(Stored dataset items)
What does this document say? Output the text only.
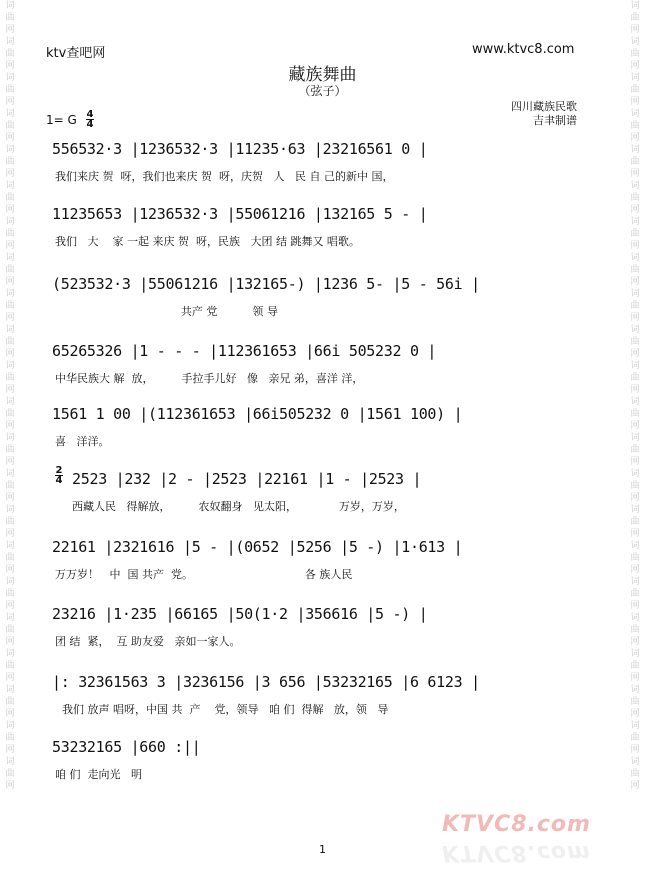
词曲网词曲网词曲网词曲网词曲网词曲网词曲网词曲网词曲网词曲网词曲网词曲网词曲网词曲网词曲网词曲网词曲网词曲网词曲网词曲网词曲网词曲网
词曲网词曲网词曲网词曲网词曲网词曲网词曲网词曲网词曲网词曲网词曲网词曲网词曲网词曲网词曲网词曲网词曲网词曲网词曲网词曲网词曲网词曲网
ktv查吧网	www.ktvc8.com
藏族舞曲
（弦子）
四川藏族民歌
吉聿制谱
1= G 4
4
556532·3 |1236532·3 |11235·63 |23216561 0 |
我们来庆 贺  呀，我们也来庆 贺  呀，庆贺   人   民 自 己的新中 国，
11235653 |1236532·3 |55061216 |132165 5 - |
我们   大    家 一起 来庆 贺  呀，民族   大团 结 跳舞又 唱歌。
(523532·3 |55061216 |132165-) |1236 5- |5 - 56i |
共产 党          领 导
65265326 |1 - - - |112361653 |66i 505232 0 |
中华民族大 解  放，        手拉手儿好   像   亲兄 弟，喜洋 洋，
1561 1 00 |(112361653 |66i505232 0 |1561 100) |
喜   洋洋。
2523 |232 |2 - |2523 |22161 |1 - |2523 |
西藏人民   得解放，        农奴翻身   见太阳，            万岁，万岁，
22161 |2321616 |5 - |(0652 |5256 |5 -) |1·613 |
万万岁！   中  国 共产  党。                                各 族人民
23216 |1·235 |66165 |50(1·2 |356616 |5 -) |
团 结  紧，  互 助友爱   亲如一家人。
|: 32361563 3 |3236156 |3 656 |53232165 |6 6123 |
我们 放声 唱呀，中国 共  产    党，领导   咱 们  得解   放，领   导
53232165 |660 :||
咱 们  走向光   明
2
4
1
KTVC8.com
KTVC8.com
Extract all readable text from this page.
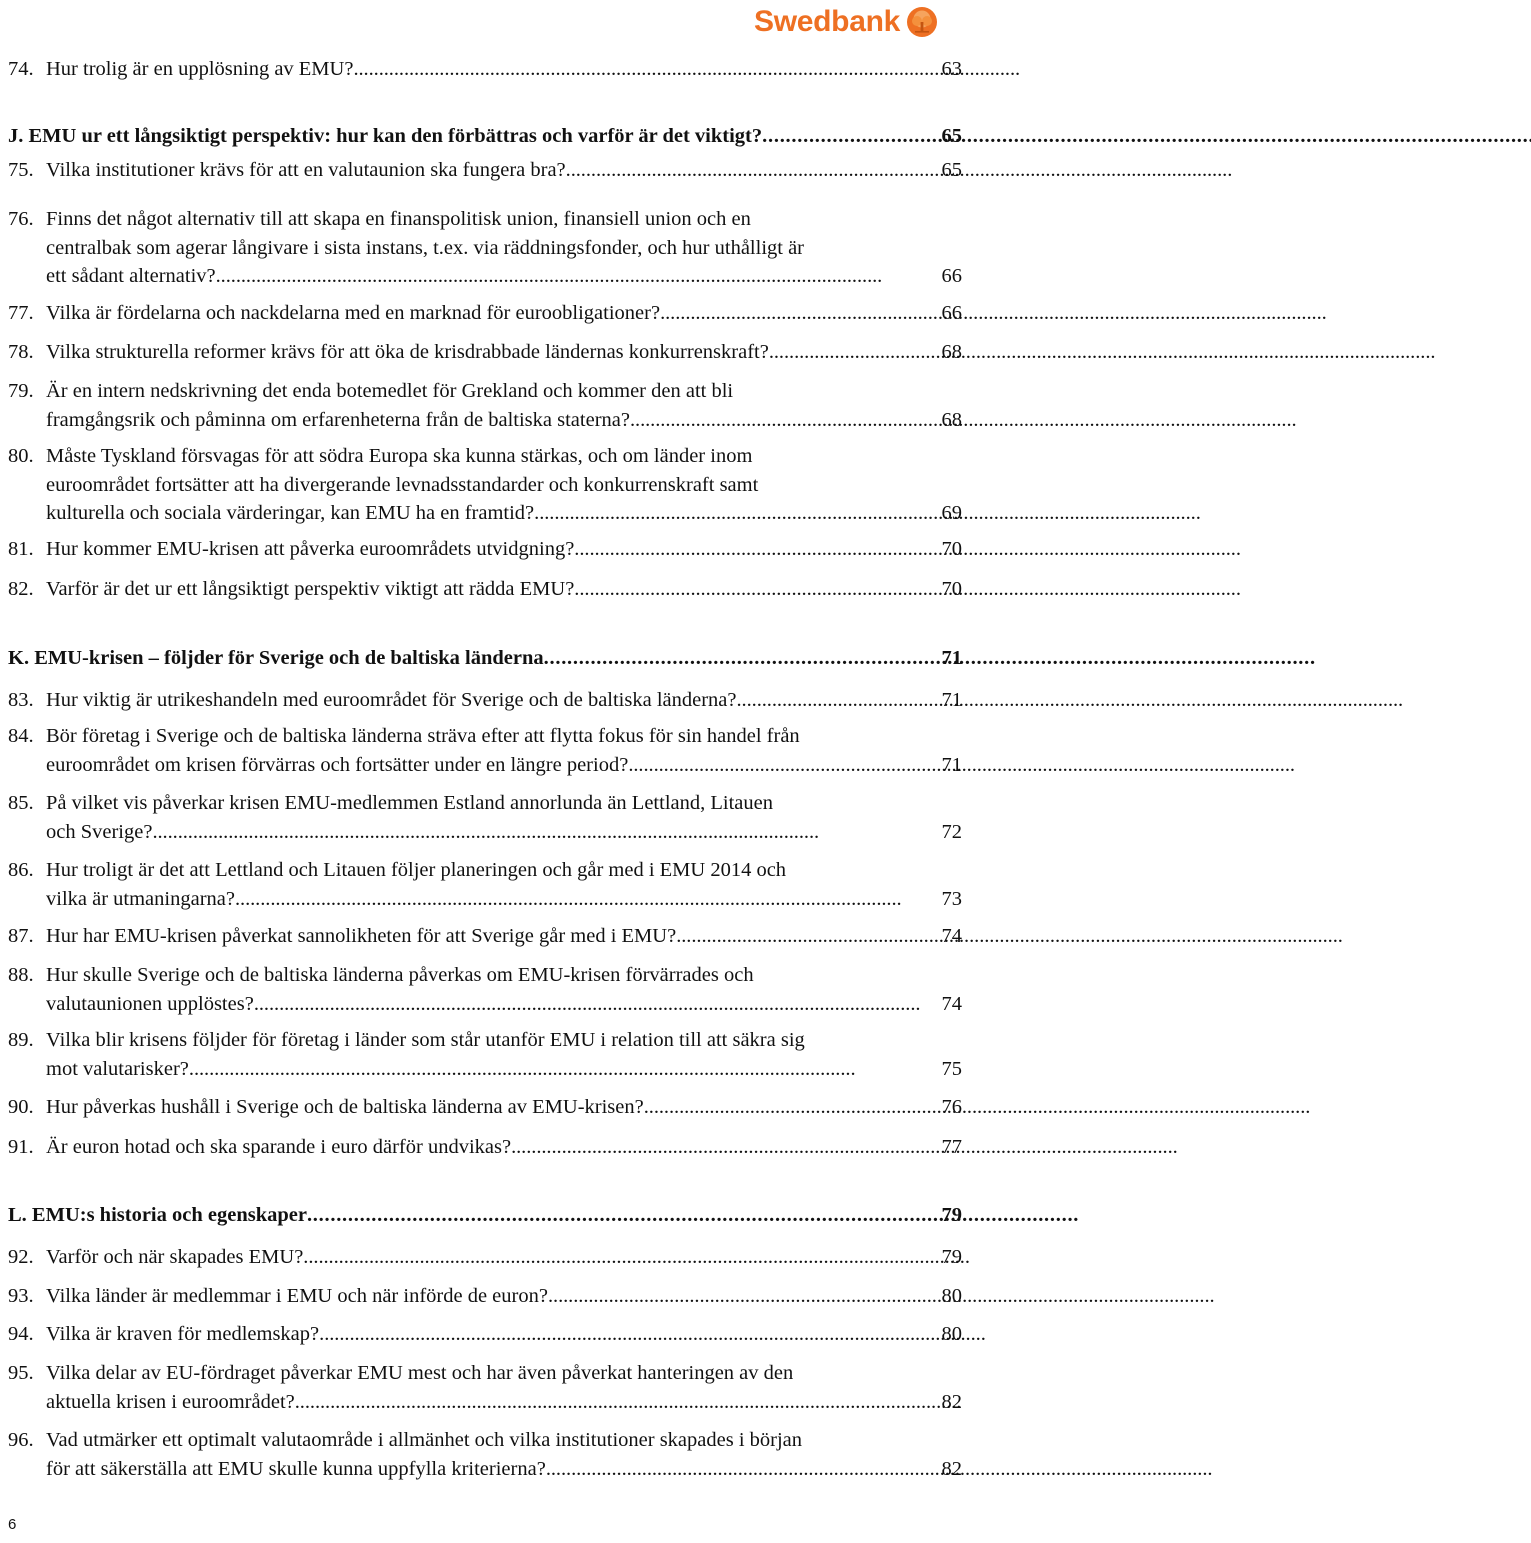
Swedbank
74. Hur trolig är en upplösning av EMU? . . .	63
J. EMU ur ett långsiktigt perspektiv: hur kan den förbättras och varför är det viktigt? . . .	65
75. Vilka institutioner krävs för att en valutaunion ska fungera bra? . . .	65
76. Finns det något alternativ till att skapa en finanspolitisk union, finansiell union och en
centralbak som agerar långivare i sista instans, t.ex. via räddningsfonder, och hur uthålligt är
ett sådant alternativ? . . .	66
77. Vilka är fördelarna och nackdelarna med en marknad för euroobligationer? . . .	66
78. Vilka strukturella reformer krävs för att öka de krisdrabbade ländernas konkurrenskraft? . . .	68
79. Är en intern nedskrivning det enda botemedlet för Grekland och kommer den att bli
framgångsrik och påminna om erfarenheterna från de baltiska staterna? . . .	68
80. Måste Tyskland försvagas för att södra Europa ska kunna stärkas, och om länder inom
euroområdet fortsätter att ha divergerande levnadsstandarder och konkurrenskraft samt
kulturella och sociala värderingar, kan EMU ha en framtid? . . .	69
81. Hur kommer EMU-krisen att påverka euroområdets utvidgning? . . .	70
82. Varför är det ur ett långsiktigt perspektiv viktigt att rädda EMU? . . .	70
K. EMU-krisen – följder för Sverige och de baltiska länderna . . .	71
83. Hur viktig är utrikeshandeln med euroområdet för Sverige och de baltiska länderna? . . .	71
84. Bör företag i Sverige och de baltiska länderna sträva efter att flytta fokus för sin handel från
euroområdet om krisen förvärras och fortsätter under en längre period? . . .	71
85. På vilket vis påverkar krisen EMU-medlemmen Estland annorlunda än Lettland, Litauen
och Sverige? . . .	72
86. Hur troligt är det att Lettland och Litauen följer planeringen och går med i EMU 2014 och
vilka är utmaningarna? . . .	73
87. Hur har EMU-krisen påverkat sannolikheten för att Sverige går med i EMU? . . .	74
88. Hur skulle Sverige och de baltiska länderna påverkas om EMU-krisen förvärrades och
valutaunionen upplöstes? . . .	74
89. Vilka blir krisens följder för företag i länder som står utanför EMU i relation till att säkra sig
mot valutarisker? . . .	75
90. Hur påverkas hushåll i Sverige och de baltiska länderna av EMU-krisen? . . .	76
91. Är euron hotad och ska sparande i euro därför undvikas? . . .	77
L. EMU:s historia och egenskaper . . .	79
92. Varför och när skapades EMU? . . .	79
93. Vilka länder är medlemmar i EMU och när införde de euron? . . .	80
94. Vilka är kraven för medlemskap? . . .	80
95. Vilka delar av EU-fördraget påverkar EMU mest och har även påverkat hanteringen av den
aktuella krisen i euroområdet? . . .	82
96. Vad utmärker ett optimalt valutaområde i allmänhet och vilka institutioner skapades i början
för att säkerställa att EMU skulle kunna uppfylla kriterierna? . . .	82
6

* * *

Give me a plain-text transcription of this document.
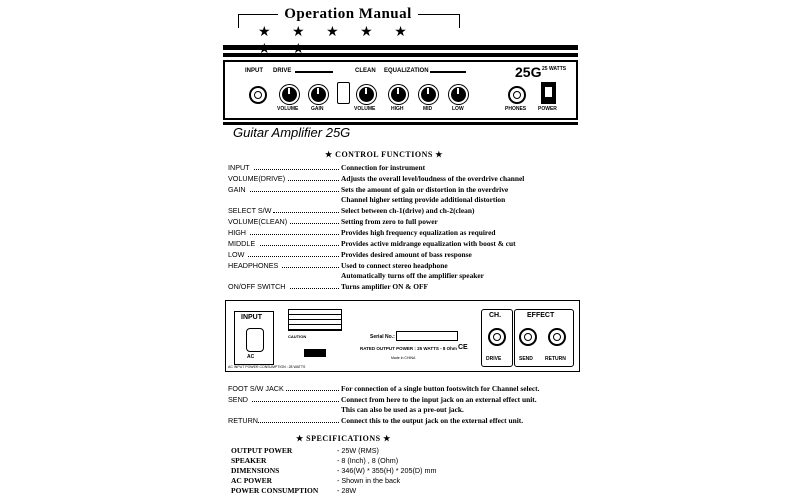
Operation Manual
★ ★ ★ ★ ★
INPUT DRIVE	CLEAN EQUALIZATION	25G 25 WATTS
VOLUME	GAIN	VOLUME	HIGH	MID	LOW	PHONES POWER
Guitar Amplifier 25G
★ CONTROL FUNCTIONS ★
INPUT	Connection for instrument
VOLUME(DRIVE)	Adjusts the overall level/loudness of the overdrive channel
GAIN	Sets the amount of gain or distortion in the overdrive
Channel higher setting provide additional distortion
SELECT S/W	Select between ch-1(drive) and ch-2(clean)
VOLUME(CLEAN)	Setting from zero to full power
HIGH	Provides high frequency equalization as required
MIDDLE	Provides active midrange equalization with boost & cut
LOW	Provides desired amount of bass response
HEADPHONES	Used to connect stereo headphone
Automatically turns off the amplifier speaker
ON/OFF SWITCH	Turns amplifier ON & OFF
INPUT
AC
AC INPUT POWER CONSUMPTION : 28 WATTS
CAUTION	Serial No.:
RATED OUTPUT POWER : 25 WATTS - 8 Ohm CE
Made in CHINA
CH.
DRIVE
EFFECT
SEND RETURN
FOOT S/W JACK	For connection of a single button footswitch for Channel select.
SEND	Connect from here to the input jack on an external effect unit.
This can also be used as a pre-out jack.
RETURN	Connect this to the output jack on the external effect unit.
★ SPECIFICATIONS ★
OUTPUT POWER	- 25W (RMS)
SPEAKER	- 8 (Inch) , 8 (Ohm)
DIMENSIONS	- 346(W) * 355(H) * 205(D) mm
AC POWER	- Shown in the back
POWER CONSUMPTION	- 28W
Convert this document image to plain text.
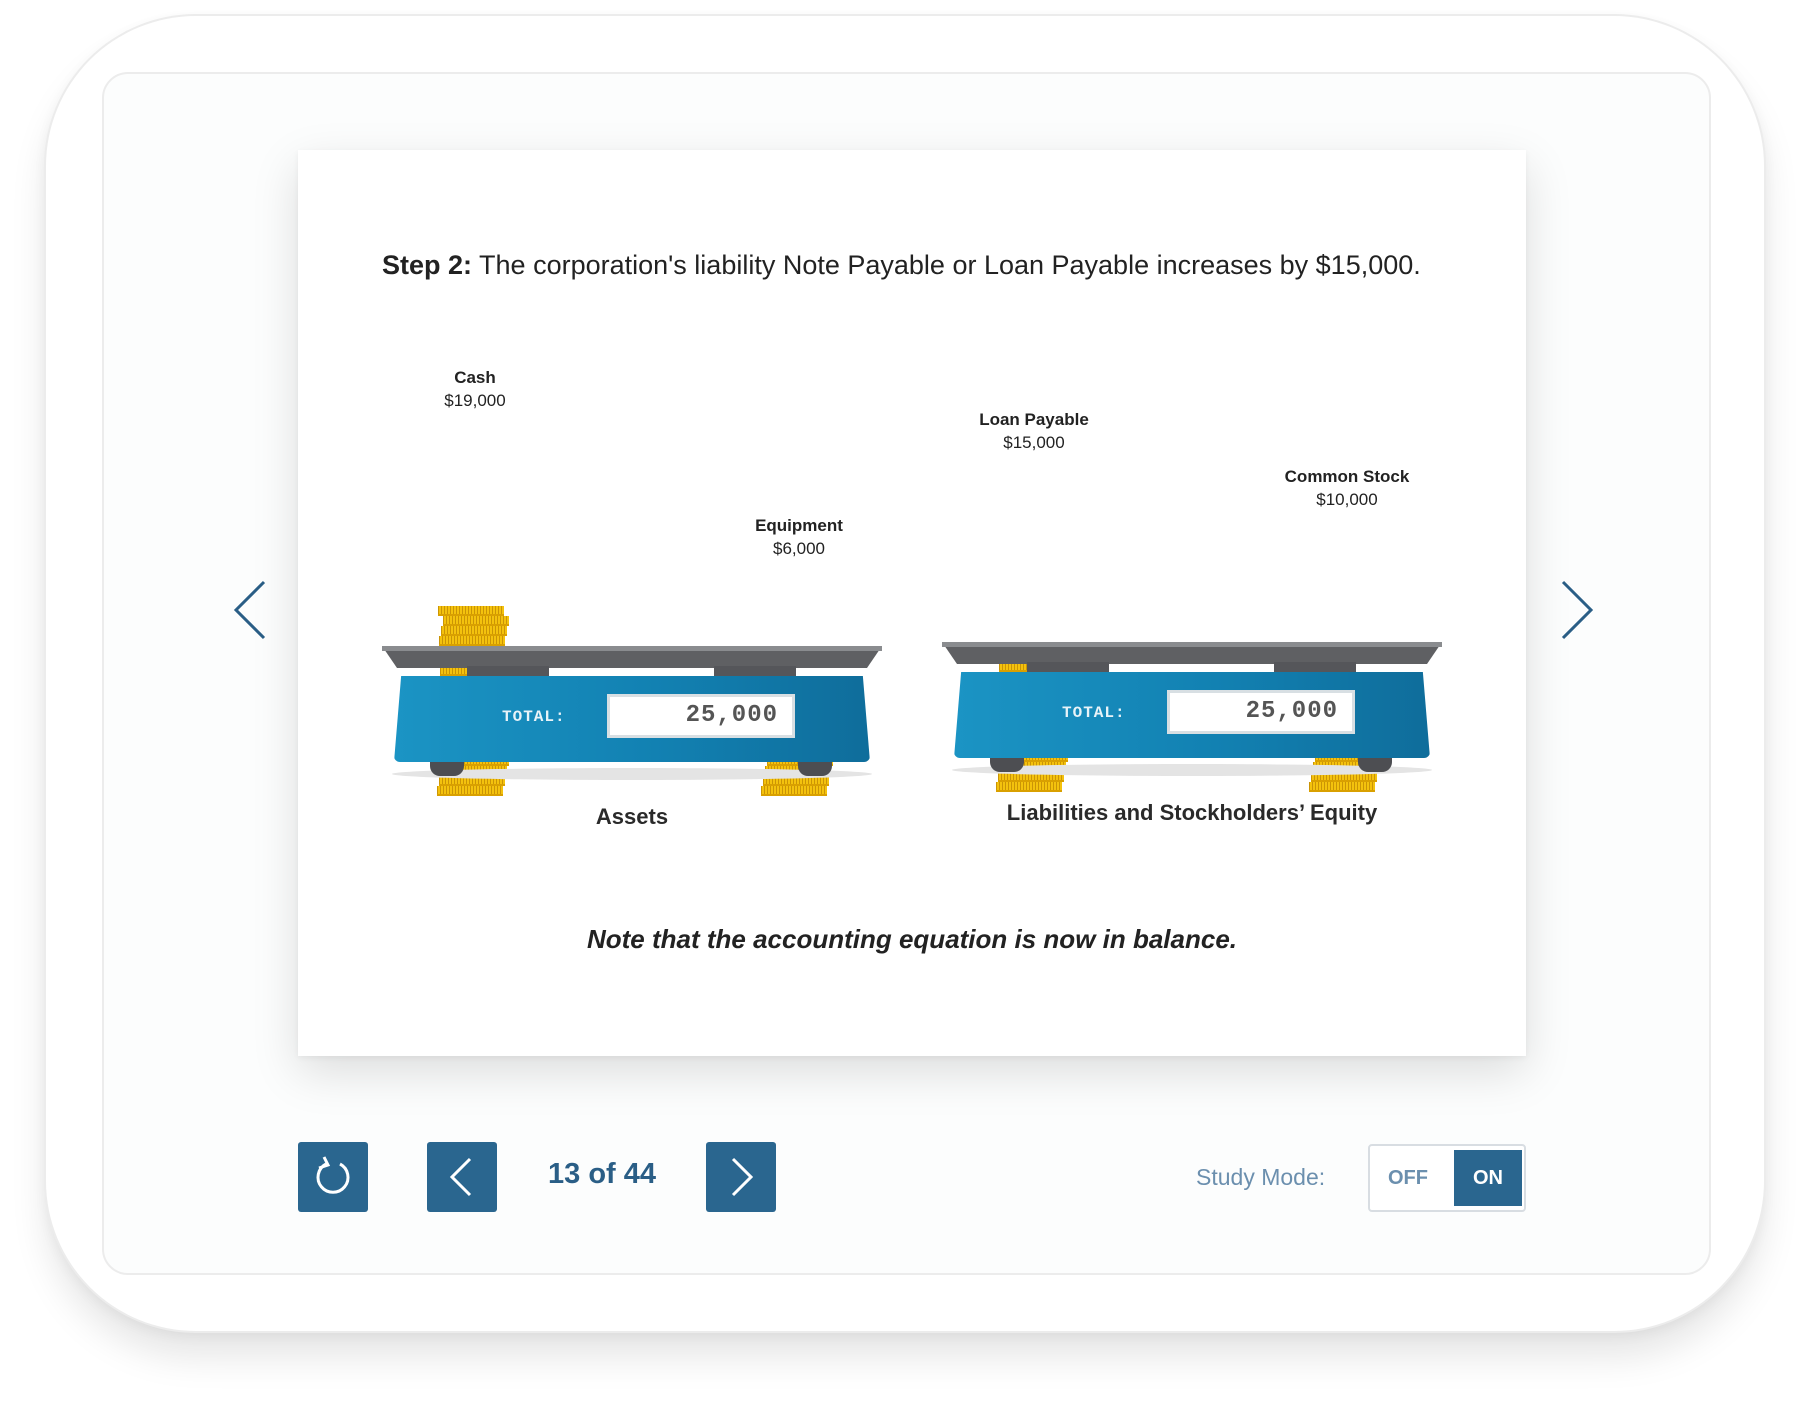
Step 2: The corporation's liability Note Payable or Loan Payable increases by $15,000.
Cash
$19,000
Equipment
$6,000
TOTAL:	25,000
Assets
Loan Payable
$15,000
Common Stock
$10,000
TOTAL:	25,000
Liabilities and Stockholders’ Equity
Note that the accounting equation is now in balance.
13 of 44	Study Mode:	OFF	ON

**GOAL**
Extract all lines from the data in which "GAIN" is found.

**OUTPUT OF THE EXERCISE**
VOLUME	GAIN	VOLUME	HIGH	MID	LOW	PHONES POWER
GAIN	Sets the amount of gain or distortion in the overdrive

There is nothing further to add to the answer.